INPUT RECORDS:
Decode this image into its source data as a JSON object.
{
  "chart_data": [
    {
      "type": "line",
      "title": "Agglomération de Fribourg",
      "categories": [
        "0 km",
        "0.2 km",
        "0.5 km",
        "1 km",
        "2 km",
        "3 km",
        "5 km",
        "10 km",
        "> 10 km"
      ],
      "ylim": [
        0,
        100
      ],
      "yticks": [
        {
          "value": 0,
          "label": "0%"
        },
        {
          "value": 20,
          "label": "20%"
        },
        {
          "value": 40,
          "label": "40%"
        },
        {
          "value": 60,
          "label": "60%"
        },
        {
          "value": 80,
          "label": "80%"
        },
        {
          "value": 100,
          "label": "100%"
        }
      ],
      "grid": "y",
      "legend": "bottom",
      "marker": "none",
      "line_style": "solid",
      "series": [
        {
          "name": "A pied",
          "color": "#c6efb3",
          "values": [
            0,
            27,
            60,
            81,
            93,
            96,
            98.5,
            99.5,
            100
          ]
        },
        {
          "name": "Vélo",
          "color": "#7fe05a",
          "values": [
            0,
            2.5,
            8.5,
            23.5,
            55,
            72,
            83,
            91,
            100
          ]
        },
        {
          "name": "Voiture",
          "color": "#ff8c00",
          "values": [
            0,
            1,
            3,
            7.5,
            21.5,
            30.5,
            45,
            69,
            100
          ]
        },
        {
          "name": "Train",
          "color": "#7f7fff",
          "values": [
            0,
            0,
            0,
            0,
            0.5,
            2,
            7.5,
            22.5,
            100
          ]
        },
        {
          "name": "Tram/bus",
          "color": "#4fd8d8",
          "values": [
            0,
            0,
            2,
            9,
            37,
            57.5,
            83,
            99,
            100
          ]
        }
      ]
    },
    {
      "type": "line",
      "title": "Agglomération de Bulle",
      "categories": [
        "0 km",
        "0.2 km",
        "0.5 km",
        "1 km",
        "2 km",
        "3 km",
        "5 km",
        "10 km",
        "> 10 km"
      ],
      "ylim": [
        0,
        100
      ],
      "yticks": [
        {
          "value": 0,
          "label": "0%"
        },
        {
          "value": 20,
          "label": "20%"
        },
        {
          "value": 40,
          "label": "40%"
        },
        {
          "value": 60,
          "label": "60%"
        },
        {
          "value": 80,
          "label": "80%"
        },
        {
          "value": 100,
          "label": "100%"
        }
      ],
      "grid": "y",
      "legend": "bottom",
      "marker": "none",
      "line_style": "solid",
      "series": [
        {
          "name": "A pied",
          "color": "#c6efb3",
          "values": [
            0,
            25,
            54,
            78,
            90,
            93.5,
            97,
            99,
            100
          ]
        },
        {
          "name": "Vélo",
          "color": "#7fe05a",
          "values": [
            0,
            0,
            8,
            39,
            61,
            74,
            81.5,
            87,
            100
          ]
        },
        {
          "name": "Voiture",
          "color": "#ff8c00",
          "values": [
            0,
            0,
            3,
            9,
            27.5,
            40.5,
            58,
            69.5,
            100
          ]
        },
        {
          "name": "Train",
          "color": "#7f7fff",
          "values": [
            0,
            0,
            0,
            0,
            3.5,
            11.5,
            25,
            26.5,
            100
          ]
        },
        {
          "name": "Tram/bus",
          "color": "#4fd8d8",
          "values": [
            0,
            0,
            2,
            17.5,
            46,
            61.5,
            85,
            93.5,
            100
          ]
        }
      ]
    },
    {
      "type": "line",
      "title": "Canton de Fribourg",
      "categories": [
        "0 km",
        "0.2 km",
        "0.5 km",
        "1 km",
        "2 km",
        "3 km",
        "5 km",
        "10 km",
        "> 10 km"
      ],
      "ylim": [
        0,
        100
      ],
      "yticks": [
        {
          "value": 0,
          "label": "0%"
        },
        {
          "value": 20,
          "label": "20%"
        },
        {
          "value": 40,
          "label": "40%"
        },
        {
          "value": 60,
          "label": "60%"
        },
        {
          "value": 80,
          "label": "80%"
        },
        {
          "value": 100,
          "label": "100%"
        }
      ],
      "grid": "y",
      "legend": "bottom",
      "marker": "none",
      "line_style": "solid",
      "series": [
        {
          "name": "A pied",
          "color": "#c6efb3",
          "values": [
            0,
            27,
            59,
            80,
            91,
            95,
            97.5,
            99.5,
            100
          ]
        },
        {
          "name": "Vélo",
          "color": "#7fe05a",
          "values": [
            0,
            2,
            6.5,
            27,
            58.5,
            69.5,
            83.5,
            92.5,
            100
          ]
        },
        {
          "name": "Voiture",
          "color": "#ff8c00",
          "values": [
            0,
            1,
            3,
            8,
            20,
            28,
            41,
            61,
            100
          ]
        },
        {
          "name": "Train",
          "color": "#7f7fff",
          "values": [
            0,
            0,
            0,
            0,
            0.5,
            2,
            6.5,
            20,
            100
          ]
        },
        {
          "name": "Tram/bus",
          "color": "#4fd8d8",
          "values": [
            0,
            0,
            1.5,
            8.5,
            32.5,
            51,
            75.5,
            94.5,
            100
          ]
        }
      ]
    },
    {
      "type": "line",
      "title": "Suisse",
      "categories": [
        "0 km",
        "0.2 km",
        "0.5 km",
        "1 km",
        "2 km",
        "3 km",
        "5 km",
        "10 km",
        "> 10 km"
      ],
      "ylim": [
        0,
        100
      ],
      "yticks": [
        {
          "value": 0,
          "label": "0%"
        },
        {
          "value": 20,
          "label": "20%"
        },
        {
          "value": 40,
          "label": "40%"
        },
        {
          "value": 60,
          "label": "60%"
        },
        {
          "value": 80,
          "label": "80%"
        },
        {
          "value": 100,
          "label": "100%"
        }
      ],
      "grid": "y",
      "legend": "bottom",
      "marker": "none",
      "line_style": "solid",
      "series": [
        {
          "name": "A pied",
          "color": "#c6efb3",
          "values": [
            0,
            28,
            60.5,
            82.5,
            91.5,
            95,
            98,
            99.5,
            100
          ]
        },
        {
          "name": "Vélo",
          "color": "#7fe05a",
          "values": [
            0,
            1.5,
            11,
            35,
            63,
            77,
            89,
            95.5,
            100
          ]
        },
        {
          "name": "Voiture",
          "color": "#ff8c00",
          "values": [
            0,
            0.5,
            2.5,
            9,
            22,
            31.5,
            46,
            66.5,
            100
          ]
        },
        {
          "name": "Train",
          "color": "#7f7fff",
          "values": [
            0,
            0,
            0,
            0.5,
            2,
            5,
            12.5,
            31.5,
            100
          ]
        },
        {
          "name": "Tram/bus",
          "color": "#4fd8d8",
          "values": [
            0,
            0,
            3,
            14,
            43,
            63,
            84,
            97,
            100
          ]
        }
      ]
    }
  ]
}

WORK TO COMPLETE: Output every record above exactly as it appears.

TASK RESPONSE:
Decode this image into its source data as a JSON object.
{
  "chart_data": [
    {
      "type": "line",
      "title": "Agglomération de Fribourg",
      "categories": [
        "0 km",
        "0.2 km",
        "0.5 km",
        "1 km",
        "2 km",
        "3 km",
        "5 km",
        "10 km",
        "> 10 km"
      ],
      "ylim": [
        0,
        100
      ],
      "yticks": [
        {
          "value": 0,
          "label": "0%"
        },
        {
          "value": 20,
          "label": "20%"
        },
        {
          "value": 40,
          "label": "40%"
        },
        {
          "value": 60,
          "label": "60%"
        },
        {
          "value": 80,
          "label": "80%"
        },
        {
          "value": 100,
          "label": "100%"
        }
      ],
      "grid": "y",
      "legend": "bottom",
      "marker": "none",
      "line_style": "solid",
      "series": [
        {
          "name": "A pied",
          "color": "#c6efb3",
          "values": [
            0,
            27,
            60,
            81,
            93,
            96,
            98.5,
            99.5,
            100
          ]
        },
        {
          "name": "Vélo",
          "color": "#7fe05a",
          "values": [
            0,
            2.5,
            8.5,
            23.5,
            55,
            72,
            83,
            91,
            100
          ]
        },
        {
          "name": "Voiture",
          "color": "#ff8c00",
          "values": [
            0,
            1,
            3,
            7.5,
            21.5,
            30.5,
            45,
            69,
            100
          ]
        },
        {
          "name": "Train",
          "color": "#7f7fff",
          "values": [
            0,
            0,
            0,
            0,
            0.5,
            2,
            7.5,
            22.5,
            100
          ]
        },
        {
          "name": "Tram/bus",
          "color": "#4fd8d8",
          "values": [
            0,
            0,
            2,
            9,
            37,
            57.5,
            83,
            99,
            100
          ]
        }
      ]
    },
    {
      "type": "line",
      "title": "Agglomération de Bulle",
      "categories": [
        "0 km",
        "0.2 km",
        "0.5 km",
        "1 km",
        "2 km",
        "3 km",
        "5 km",
        "10 km",
        "> 10 km"
      ],
      "ylim": [
        0,
        100
      ],
      "yticks": [
        {
          "value": 0,
          "label": "0%"
        },
        {
          "value": 20,
          "label": "20%"
        },
        {
          "value": 40,
          "label": "40%"
        },
        {
          "value": 60,
          "label": "60%"
        },
        {
          "value": 80,
          "label": "80%"
        },
        {
          "value": 100,
          "label": "100%"
        }
      ],
      "grid": "y",
      "legend": "bottom",
      "marker": "none",
      "line_style": "solid",
      "series": [
        {
          "name": "A pied",
          "color": "#c6efb3",
          "values": [
            0,
            25,
            54,
            78,
            90,
            93.5,
            97,
            99,
            100
          ]
        },
        {
          "name": "Vélo",
          "color": "#7fe05a",
          "values": [
            0,
            0,
            8,
            39,
            61,
            74,
            81.5,
            87,
            100
          ]
        },
        {
          "name": "Voiture",
          "color": "#ff8c00",
          "values": [
            0,
            0,
            3,
            9,
            27.5,
            40.5,
            58,
            69.5,
            100
          ]
        },
        {
          "name": "Train",
          "color": "#7f7fff",
          "values": [
            0,
            0,
            0,
            0,
            3.5,
            11.5,
            25,
            26.5,
            100
          ]
        },
        {
          "name": "Tram/bus",
          "color": "#4fd8d8",
          "values": [
            0,
            0,
            2,
            17.5,
            46,
            61.5,
            85,
            93.5,
            100
          ]
        }
      ]
    },
    {
      "type": "line",
      "title": "Canton de Fribourg",
      "categories": [
        "0 km",
        "0.2 km",
        "0.5 km",
        "1 km",
        "2 km",
        "3 km",
        "5 km",
        "10 km",
        "> 10 km"
      ],
      "ylim": [
        0,
        100
      ],
      "yticks": [
        {
          "value": 0,
          "label": "0%"
        },
        {
          "value": 20,
          "label": "20%"
        },
        {
          "value": 40,
          "label": "40%"
        },
        {
          "value": 60,
          "label": "60%"
        },
        {
          "value": 80,
          "label": "80%"
        },
        {
          "value": 100,
          "label": "100%"
        }
      ],
      "grid": "y",
      "legend": "bottom",
      "marker": "none",
      "line_style": "solid",
      "series": [
        {
          "name": "A pied",
          "color": "#c6efb3",
          "values": [
            0,
            27,
            59,
            80,
            91,
            95,
            97.5,
            99.5,
            100
          ]
        },
        {
          "name": "Vélo",
          "color": "#7fe05a",
          "values": [
            0,
            2,
            6.5,
            27,
            58.5,
            69.5,
            83.5,
            92.5,
            100
          ]
        },
        {
          "name": "Voiture",
          "color": "#ff8c00",
          "values": [
            0,
            1,
            3,
            8,
            20,
            28,
            41,
            61,
            100
          ]
        },
        {
          "name": "Train",
          "color": "#7f7fff",
          "values": [
            0,
            0,
            0,
            0,
            0.5,
            2,
            6.5,
            20,
            100
          ]
        },
        {
          "name": "Tram/bus",
          "color": "#4fd8d8",
          "values": [
            0,
            0,
            1.5,
            8.5,
            32.5,
            51,
            75.5,
            94.5,
            100
          ]
        }
      ]
    },
    {
      "type": "line",
      "title": "Suisse",
      "categories": [
        "0 km",
        "0.2 km",
        "0.5 km",
        "1 km",
        "2 km",
        "3 km",
        "5 km",
        "10 km",
        "> 10 km"
      ],
      "ylim": [
        0,
        100
      ],
      "yticks": [
        {
          "value": 0,
          "label": "0%"
        },
        {
          "value": 20,
          "label": "20%"
        },
        {
          "value": 40,
          "label": "40%"
        },
        {
          "value": 60,
          "label": "60%"
        },
        {
          "value": 80,
          "label": "80%"
        },
        {
          "value": 100,
          "label": "100%"
        }
      ],
      "grid": "y",
      "legend": "bottom",
      "marker": "none",
      "line_style": "solid",
      "series": [
        {
          "name": "A pied",
          "color": "#c6efb3",
          "values": [
            0,
            28,
            60.5,
            82.5,
            91.5,
            95,
            98,
            99.5,
            100
          ]
        },
        {
          "name": "Vélo",
          "color": "#7fe05a",
          "values": [
            0,
            1.5,
            11,
            35,
            63,
            77,
            89,
            95.5,
            100
          ]
        },
        {
          "name": "Voiture",
          "color": "#ff8c00",
          "values": [
            0,
            0.5,
            2.5,
            9,
            22,
            31.5,
            46,
            66.5,
            100
          ]
        },
        {
          "name": "Train",
          "color": "#7f7fff",
          "values": [
            0,
            0,
            0,
            0.5,
            2,
            5,
            12.5,
            31.5,
            100
          ]
        },
        {
          "name": "Tram/bus",
          "color": "#4fd8d8",
          "values": [
            0,
            0,
            3,
            14,
            43,
            63,
            84,
            97,
            100
          ]
        }
      ]
    }
  ]
}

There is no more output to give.